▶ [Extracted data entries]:
◇ ◇ ◇ ◇ ◇ ◇ ◇

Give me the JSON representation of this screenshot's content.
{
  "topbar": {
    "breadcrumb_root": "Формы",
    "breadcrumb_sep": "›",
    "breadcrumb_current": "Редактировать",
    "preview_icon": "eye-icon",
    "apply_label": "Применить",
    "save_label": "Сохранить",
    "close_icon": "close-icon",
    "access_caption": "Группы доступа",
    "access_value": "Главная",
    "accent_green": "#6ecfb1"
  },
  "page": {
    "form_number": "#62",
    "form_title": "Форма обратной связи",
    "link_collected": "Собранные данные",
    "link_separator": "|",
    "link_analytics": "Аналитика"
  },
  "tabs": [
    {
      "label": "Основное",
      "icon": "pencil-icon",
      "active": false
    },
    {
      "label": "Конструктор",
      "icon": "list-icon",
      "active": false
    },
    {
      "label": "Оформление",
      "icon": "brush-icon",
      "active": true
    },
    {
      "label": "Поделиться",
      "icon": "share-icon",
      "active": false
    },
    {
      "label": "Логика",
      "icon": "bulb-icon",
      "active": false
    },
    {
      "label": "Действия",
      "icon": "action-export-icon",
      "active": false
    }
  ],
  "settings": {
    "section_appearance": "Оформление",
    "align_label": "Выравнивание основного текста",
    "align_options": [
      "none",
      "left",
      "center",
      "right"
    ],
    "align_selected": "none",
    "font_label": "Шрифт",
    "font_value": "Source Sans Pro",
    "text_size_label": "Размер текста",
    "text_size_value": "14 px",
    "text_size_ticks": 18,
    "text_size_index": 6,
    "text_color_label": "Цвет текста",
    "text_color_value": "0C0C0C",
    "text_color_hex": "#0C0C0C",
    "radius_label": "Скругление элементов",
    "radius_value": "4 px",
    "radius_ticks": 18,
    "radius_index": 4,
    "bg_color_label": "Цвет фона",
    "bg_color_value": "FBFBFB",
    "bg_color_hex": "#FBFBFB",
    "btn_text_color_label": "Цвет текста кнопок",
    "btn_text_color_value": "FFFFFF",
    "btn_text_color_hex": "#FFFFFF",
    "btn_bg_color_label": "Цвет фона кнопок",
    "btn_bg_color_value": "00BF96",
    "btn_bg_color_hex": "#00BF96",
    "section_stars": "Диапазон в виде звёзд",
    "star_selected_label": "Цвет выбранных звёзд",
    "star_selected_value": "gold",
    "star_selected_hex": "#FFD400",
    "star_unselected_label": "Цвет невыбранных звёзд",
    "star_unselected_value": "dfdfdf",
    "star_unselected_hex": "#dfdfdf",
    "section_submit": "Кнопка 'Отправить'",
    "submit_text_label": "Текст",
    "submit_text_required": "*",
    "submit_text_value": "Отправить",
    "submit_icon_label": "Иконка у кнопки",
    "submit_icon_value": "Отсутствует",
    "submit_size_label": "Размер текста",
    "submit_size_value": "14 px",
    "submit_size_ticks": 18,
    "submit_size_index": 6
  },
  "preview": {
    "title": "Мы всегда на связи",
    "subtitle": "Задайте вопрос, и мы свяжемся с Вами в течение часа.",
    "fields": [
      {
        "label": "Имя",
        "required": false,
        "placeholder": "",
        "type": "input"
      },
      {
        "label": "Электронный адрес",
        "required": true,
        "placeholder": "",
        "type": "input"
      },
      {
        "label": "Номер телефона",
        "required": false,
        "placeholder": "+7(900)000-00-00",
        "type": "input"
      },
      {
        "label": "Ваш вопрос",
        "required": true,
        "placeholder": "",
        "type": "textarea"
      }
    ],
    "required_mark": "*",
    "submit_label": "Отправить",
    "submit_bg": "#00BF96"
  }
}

◇ ◇ ◇ ◇ ◇ ◇ ◇

▶ [Exercise objective]:
Tally the lines containing "связи". Provide the number without any other words.

▶ [Result below]:
2